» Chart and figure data
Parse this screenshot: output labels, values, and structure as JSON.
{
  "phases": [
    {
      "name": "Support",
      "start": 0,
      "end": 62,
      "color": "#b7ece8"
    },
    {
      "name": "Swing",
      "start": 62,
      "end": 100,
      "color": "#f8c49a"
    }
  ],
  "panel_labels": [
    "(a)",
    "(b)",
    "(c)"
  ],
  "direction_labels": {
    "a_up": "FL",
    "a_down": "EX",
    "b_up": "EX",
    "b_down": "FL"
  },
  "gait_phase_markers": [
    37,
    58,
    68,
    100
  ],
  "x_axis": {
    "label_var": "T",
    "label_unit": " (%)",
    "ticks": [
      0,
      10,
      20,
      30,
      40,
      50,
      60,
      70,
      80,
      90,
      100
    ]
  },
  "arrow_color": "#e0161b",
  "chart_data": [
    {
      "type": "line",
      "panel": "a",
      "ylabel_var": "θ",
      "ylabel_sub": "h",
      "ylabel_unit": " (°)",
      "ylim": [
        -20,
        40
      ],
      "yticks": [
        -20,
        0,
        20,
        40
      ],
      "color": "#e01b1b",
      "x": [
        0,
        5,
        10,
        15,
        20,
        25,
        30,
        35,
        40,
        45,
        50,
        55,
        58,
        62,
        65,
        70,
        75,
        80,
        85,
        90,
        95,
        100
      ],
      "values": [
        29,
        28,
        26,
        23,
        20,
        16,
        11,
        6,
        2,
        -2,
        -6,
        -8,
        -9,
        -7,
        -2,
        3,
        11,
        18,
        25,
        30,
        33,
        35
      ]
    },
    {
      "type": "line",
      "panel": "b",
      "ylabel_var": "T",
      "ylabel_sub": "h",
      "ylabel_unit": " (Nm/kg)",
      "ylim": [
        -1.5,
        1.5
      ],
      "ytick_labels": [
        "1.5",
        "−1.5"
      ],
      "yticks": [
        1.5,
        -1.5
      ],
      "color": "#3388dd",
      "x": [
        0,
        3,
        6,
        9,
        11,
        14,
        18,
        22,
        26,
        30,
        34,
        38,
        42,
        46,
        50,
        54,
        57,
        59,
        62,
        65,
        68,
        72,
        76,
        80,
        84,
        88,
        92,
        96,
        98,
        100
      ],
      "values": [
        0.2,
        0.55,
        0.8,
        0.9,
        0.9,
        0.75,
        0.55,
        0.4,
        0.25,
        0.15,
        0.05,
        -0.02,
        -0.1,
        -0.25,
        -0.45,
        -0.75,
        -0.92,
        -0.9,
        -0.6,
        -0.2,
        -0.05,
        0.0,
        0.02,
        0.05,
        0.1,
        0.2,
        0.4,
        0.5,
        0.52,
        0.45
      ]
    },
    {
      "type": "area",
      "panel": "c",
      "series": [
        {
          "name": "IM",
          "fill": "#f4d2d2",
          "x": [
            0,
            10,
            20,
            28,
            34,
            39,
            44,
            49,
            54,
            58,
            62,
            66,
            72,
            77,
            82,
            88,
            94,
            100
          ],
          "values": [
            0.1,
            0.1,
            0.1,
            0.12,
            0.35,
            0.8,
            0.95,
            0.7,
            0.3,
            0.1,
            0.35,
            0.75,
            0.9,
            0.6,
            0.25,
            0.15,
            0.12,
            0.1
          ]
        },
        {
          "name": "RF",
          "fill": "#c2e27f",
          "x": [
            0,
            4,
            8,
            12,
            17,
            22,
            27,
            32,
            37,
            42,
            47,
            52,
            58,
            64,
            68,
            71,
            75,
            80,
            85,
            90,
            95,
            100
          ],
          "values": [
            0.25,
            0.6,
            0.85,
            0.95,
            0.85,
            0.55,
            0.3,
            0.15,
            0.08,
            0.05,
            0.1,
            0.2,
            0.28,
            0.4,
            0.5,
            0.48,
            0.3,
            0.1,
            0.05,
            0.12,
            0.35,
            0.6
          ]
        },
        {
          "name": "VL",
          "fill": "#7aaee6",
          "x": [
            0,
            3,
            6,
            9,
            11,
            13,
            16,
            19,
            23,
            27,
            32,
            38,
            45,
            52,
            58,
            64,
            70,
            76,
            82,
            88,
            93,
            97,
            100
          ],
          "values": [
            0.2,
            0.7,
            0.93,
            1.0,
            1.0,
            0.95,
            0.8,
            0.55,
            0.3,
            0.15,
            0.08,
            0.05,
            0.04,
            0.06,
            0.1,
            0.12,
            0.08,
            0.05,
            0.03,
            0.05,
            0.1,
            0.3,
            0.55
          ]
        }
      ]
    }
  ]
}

» EXERCISE
Each entry above is to be quoted exactly.

» EXERCISE RESPONSE
Parse this screenshot: output labels, values, and structure as JSON.
{
  "phases": [
    {
      "name": "Support",
      "start": 0,
      "end": 62,
      "color": "#b7ece8"
    },
    {
      "name": "Swing",
      "start": 62,
      "end": 100,
      "color": "#f8c49a"
    }
  ],
  "panel_labels": [
    "(a)",
    "(b)",
    "(c)"
  ],
  "direction_labels": {
    "a_up": "FL",
    "a_down": "EX",
    "b_up": "EX",
    "b_down": "FL"
  },
  "gait_phase_markers": [
    37,
    58,
    68,
    100
  ],
  "x_axis": {
    "label_var": "T",
    "label_unit": " (%)",
    "ticks": [
      0,
      10,
      20,
      30,
      40,
      50,
      60,
      70,
      80,
      90,
      100
    ]
  },
  "arrow_color": "#e0161b",
  "chart_data": [
    {
      "type": "line",
      "panel": "a",
      "ylabel_var": "θ",
      "ylabel_sub": "h",
      "ylabel_unit": " (°)",
      "ylim": [
        -20,
        40
      ],
      "yticks": [
        -20,
        0,
        20,
        40
      ],
      "color": "#e01b1b",
      "x": [
        0,
        5,
        10,
        15,
        20,
        25,
        30,
        35,
        40,
        45,
        50,
        55,
        58,
        62,
        65,
        70,
        75,
        80,
        85,
        90,
        95,
        100
      ],
      "values": [
        29,
        28,
        26,
        23,
        20,
        16,
        11,
        6,
        2,
        -2,
        -6,
        -8,
        -9,
        -7,
        -2,
        3,
        11,
        18,
        25,
        30,
        33,
        35
      ]
    },
    {
      "type": "line",
      "panel": "b",
      "ylabel_var": "T",
      "ylabel_sub": "h",
      "ylabel_unit": " (Nm/kg)",
      "ylim": [
        -1.5,
        1.5
      ],
      "ytick_labels": [
        "1.5",
        "−1.5"
      ],
      "yticks": [
        1.5,
        -1.5
      ],
      "color": "#3388dd",
      "x": [
        0,
        3,
        6,
        9,
        11,
        14,
        18,
        22,
        26,
        30,
        34,
        38,
        42,
        46,
        50,
        54,
        57,
        59,
        62,
        65,
        68,
        72,
        76,
        80,
        84,
        88,
        92,
        96,
        98,
        100
      ],
      "values": [
        0.2,
        0.55,
        0.8,
        0.9,
        0.9,
        0.75,
        0.55,
        0.4,
        0.25,
        0.15,
        0.05,
        -0.02,
        -0.1,
        -0.25,
        -0.45,
        -0.75,
        -0.92,
        -0.9,
        -0.6,
        -0.2,
        -0.05,
        0.0,
        0.02,
        0.05,
        0.1,
        0.2,
        0.4,
        0.5,
        0.52,
        0.45
      ]
    },
    {
      "type": "area",
      "panel": "c",
      "series": [
        {
          "name": "IM",
          "fill": "#f4d2d2",
          "x": [
            0,
            10,
            20,
            28,
            34,
            39,
            44,
            49,
            54,
            58,
            62,
            66,
            72,
            77,
            82,
            88,
            94,
            100
          ],
          "values": [
            0.1,
            0.1,
            0.1,
            0.12,
            0.35,
            0.8,
            0.95,
            0.7,
            0.3,
            0.1,
            0.35,
            0.75,
            0.9,
            0.6,
            0.25,
            0.15,
            0.12,
            0.1
          ]
        },
        {
          "name": "RF",
          "fill": "#c2e27f",
          "x": [
            0,
            4,
            8,
            12,
            17,
            22,
            27,
            32,
            37,
            42,
            47,
            52,
            58,
            64,
            68,
            71,
            75,
            80,
            85,
            90,
            95,
            100
          ],
          "values": [
            0.25,
            0.6,
            0.85,
            0.95,
            0.85,
            0.55,
            0.3,
            0.15,
            0.08,
            0.05,
            0.1,
            0.2,
            0.28,
            0.4,
            0.5,
            0.48,
            0.3,
            0.1,
            0.05,
            0.12,
            0.35,
            0.6
          ]
        },
        {
          "name": "VL",
          "fill": "#7aaee6",
          "x": [
            0,
            3,
            6,
            9,
            11,
            13,
            16,
            19,
            23,
            27,
            32,
            38,
            45,
            52,
            58,
            64,
            70,
            76,
            82,
            88,
            93,
            97,
            100
          ],
          "values": [
            0.2,
            0.7,
            0.93,
            1.0,
            1.0,
            0.95,
            0.8,
            0.55,
            0.3,
            0.15,
            0.08,
            0.05,
            0.04,
            0.06,
            0.1,
            0.12,
            0.08,
            0.05,
            0.03,
            0.05,
            0.1,
            0.3,
            0.55
          ]
        }
      ]
    }
  ]
}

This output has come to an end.